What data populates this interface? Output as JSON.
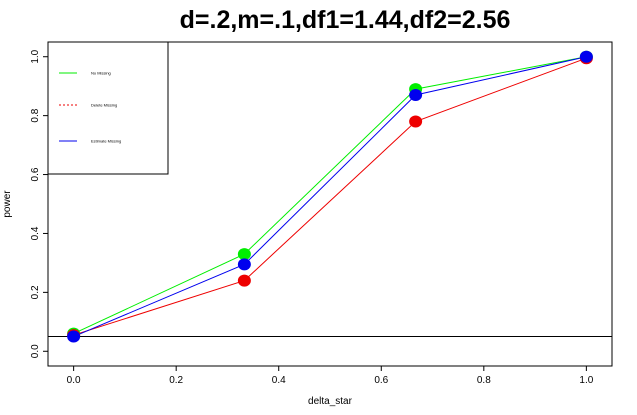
{
  "chart_data": {
    "type": "line",
    "title": "d=.2,m=.1,df1=1.44,df2=2.56",
    "xlabel": "delta_star",
    "ylabel": "power",
    "xlim": [
      -0.05,
      1.05
    ],
    "ylim": [
      -0.05,
      1.05
    ],
    "xticks": [
      "0.0",
      "0.2",
      "0.4",
      "0.6",
      "0.8",
      "1.0"
    ],
    "yticks": [
      "0.0",
      "0.2",
      "0.4",
      "0.6",
      "0.8",
      "1.0"
    ],
    "x": [
      0,
      0.333,
      0.667,
      1
    ],
    "series": [
      {
        "name": "No Missing",
        "color": "#00ee00",
        "values": [
          0.06,
          0.33,
          0.89,
          1.0
        ]
      },
      {
        "name": "Delete Missing",
        "color": "#ee0000",
        "values": [
          0.055,
          0.24,
          0.78,
          0.995
        ]
      },
      {
        "name": "Estimate Missing",
        "color": "#0000ee",
        "values": [
          0.05,
          0.295,
          0.87,
          1.0
        ]
      }
    ],
    "reference_line": {
      "y": 0.05,
      "color": "#000000"
    },
    "legend_placement": "top-left",
    "grid": false
  }
}
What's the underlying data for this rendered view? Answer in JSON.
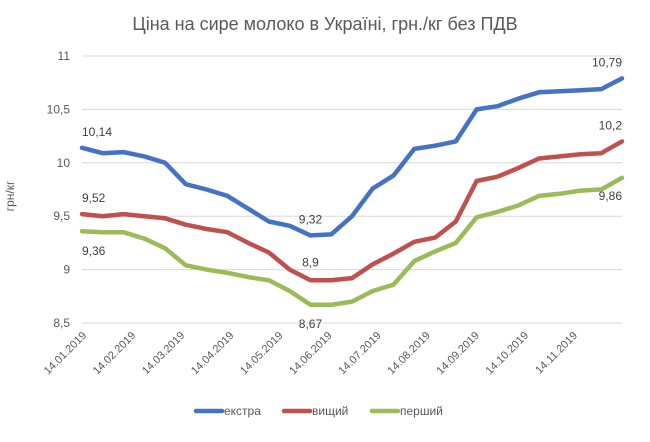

☆ ☆ ☆ ☆ ☆ ☆ ☆

## TASK DIRECTIONS
Of the lines above, how many hold the string "JSON"? Answer with only the number.

## EXERCISE SOLUTION
2